◆ Exercise brief:
Copy the records below exactly, omitting any pictures they contain.

◆ Source records:
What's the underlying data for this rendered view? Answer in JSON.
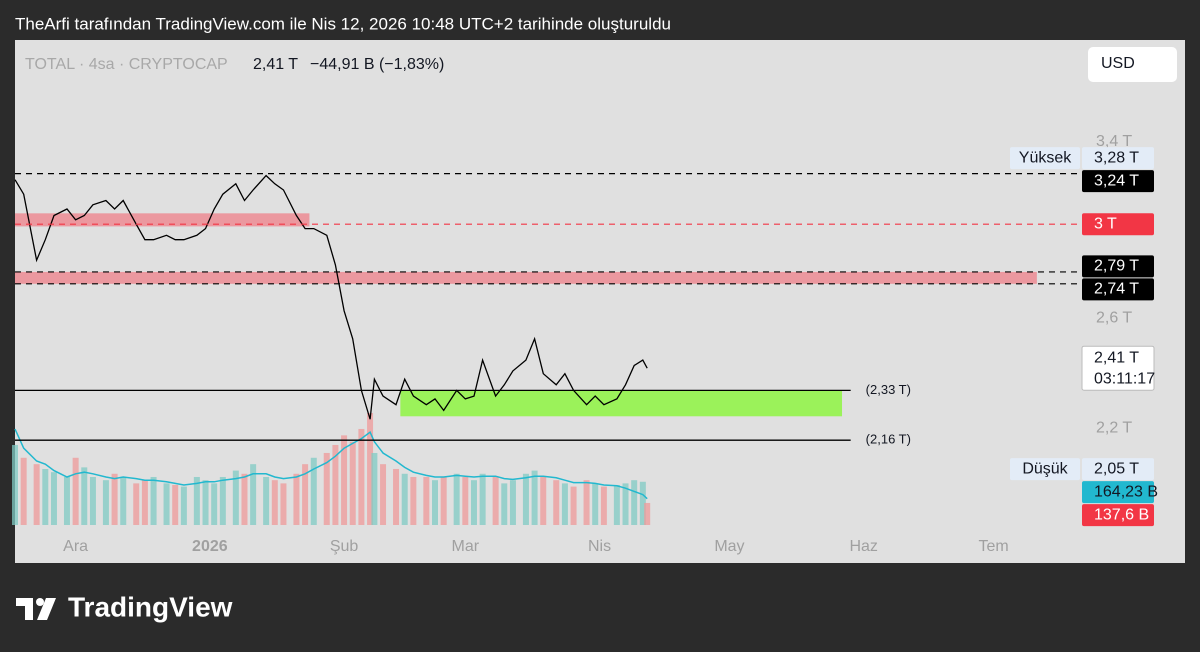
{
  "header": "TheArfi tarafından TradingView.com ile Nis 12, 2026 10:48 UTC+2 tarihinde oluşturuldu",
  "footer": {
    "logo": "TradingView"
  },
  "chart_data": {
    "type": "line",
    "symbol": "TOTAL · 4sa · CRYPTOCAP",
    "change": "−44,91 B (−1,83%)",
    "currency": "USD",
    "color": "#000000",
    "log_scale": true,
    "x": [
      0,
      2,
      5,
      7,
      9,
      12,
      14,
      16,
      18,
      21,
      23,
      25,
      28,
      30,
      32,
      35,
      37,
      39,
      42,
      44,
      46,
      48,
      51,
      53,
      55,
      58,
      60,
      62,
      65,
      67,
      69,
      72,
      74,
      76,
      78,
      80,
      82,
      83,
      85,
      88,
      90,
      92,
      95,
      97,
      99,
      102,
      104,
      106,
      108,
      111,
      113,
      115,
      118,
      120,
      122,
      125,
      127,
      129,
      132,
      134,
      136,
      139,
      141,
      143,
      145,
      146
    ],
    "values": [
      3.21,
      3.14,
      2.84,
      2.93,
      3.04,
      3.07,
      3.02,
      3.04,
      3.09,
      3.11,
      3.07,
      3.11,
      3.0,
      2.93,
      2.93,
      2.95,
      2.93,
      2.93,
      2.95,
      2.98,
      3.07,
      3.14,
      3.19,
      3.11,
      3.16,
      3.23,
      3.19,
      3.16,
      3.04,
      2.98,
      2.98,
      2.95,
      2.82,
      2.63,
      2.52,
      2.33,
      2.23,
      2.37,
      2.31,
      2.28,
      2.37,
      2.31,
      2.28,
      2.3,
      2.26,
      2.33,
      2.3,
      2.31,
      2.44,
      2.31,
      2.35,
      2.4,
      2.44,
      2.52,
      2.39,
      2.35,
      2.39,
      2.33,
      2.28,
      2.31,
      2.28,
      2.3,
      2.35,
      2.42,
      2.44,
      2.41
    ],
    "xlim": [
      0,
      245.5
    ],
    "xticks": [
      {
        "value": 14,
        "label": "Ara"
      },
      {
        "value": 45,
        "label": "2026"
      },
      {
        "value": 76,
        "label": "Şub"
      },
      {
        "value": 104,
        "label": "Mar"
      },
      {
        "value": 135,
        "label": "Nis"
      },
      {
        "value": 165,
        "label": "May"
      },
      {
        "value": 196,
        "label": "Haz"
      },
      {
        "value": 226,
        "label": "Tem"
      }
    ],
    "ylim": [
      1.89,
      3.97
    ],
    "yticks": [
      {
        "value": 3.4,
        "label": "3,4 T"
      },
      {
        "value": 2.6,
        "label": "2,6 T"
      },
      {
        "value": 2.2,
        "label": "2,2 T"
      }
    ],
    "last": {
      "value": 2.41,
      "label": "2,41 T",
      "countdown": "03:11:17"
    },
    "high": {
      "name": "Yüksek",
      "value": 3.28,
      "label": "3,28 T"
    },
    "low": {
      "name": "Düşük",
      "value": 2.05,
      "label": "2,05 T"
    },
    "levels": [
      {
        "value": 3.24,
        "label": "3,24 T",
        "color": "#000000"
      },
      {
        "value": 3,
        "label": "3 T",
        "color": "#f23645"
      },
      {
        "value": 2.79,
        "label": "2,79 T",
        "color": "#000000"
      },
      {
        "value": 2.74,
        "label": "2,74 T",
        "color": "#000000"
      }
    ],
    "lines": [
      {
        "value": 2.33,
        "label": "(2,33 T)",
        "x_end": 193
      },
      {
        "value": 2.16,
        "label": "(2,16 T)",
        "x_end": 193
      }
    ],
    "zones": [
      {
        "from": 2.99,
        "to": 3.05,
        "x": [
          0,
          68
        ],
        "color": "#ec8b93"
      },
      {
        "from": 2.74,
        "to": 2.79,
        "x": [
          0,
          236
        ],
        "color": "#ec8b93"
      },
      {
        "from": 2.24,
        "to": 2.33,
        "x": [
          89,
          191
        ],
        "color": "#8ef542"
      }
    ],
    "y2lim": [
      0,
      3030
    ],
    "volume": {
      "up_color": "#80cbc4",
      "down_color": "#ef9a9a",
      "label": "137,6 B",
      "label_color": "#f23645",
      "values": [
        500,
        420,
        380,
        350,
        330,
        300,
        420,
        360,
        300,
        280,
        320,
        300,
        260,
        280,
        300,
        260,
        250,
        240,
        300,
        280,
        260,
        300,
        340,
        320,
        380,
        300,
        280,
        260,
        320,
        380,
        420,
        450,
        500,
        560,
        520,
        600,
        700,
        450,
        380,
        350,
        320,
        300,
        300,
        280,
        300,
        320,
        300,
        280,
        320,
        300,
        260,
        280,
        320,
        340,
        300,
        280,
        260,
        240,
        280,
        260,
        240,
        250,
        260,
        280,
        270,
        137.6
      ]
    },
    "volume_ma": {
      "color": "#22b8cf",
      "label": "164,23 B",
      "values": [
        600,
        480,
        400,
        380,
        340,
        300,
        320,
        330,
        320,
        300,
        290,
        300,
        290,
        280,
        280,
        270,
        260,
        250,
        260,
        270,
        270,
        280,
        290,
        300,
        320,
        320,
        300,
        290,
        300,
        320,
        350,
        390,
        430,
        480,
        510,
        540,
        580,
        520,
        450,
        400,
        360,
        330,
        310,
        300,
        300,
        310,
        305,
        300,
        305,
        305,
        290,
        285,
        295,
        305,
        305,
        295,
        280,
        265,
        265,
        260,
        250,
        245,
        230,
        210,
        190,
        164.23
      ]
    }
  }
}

◆ Exercise output:
What's the underlying data for this rendered view? Answer in JSON.
{
  "header": "TheArfi tarafından TradingView.com ile Nis 12, 2026 10:48 UTC+2 tarihinde oluşturuldu",
  "footer": {
    "logo": "TradingView"
  },
  "chart_data": {
    "type": "line",
    "symbol": "TOTAL · 4sa · CRYPTOCAP",
    "change": "−44,91 B (−1,83%)",
    "currency": "USD",
    "color": "#000000",
    "log_scale": true,
    "x": [
      0,
      2,
      5,
      7,
      9,
      12,
      14,
      16,
      18,
      21,
      23,
      25,
      28,
      30,
      32,
      35,
      37,
      39,
      42,
      44,
      46,
      48,
      51,
      53,
      55,
      58,
      60,
      62,
      65,
      67,
      69,
      72,
      74,
      76,
      78,
      80,
      82,
      83,
      85,
      88,
      90,
      92,
      95,
      97,
      99,
      102,
      104,
      106,
      108,
      111,
      113,
      115,
      118,
      120,
      122,
      125,
      127,
      129,
      132,
      134,
      136,
      139,
      141,
      143,
      145,
      146
    ],
    "values": [
      3.21,
      3.14,
      2.84,
      2.93,
      3.04,
      3.07,
      3.02,
      3.04,
      3.09,
      3.11,
      3.07,
      3.11,
      3.0,
      2.93,
      2.93,
      2.95,
      2.93,
      2.93,
      2.95,
      2.98,
      3.07,
      3.14,
      3.19,
      3.11,
      3.16,
      3.23,
      3.19,
      3.16,
      3.04,
      2.98,
      2.98,
      2.95,
      2.82,
      2.63,
      2.52,
      2.33,
      2.23,
      2.37,
      2.31,
      2.28,
      2.37,
      2.31,
      2.28,
      2.3,
      2.26,
      2.33,
      2.3,
      2.31,
      2.44,
      2.31,
      2.35,
      2.4,
      2.44,
      2.52,
      2.39,
      2.35,
      2.39,
      2.33,
      2.28,
      2.31,
      2.28,
      2.3,
      2.35,
      2.42,
      2.44,
      2.41
    ],
    "xlim": [
      0,
      245.5
    ],
    "xticks": [
      {
        "value": 14,
        "label": "Ara"
      },
      {
        "value": 45,
        "label": "2026"
      },
      {
        "value": 76,
        "label": "Şub"
      },
      {
        "value": 104,
        "label": "Mar"
      },
      {
        "value": 135,
        "label": "Nis"
      },
      {
        "value": 165,
        "label": "May"
      },
      {
        "value": 196,
        "label": "Haz"
      },
      {
        "value": 226,
        "label": "Tem"
      }
    ],
    "ylim": [
      1.89,
      3.97
    ],
    "yticks": [
      {
        "value": 3.4,
        "label": "3,4 T"
      },
      {
        "value": 2.6,
        "label": "2,6 T"
      },
      {
        "value": 2.2,
        "label": "2,2 T"
      }
    ],
    "last": {
      "value": 2.41,
      "label": "2,41 T",
      "countdown": "03:11:17"
    },
    "high": {
      "name": "Yüksek",
      "value": 3.28,
      "label": "3,28 T"
    },
    "low": {
      "name": "Düşük",
      "value": 2.05,
      "label": "2,05 T"
    },
    "levels": [
      {
        "value": 3.24,
        "label": "3,24 T",
        "color": "#000000"
      },
      {
        "value": 3,
        "label": "3 T",
        "color": "#f23645"
      },
      {
        "value": 2.79,
        "label": "2,79 T",
        "color": "#000000"
      },
      {
        "value": 2.74,
        "label": "2,74 T",
        "color": "#000000"
      }
    ],
    "lines": [
      {
        "value": 2.33,
        "label": "(2,33 T)",
        "x_end": 193
      },
      {
        "value": 2.16,
        "label": "(2,16 T)",
        "x_end": 193
      }
    ],
    "zones": [
      {
        "from": 2.99,
        "to": 3.05,
        "x": [
          0,
          68
        ],
        "color": "#ec8b93"
      },
      {
        "from": 2.74,
        "to": 2.79,
        "x": [
          0,
          236
        ],
        "color": "#ec8b93"
      },
      {
        "from": 2.24,
        "to": 2.33,
        "x": [
          89,
          191
        ],
        "color": "#8ef542"
      }
    ],
    "y2lim": [
      0,
      3030
    ],
    "volume": {
      "up_color": "#80cbc4",
      "down_color": "#ef9a9a",
      "label": "137,6 B",
      "label_color": "#f23645",
      "values": [
        500,
        420,
        380,
        350,
        330,
        300,
        420,
        360,
        300,
        280,
        320,
        300,
        260,
        280,
        300,
        260,
        250,
        240,
        300,
        280,
        260,
        300,
        340,
        320,
        380,
        300,
        280,
        260,
        320,
        380,
        420,
        450,
        500,
        560,
        520,
        600,
        700,
        450,
        380,
        350,
        320,
        300,
        300,
        280,
        300,
        320,
        300,
        280,
        320,
        300,
        260,
        280,
        320,
        340,
        300,
        280,
        260,
        240,
        280,
        260,
        240,
        250,
        260,
        280,
        270,
        137.6
      ]
    },
    "volume_ma": {
      "color": "#22b8cf",
      "label": "164,23 B",
      "values": [
        600,
        480,
        400,
        380,
        340,
        300,
        320,
        330,
        320,
        300,
        290,
        300,
        290,
        280,
        280,
        270,
        260,
        250,
        260,
        270,
        270,
        280,
        290,
        300,
        320,
        320,
        300,
        290,
        300,
        320,
        350,
        390,
        430,
        480,
        510,
        540,
        580,
        520,
        450,
        400,
        360,
        330,
        310,
        300,
        300,
        310,
        305,
        300,
        305,
        305,
        290,
        285,
        295,
        305,
        305,
        295,
        280,
        265,
        265,
        260,
        250,
        245,
        230,
        210,
        190,
        164.23
      ]
    }
  }
}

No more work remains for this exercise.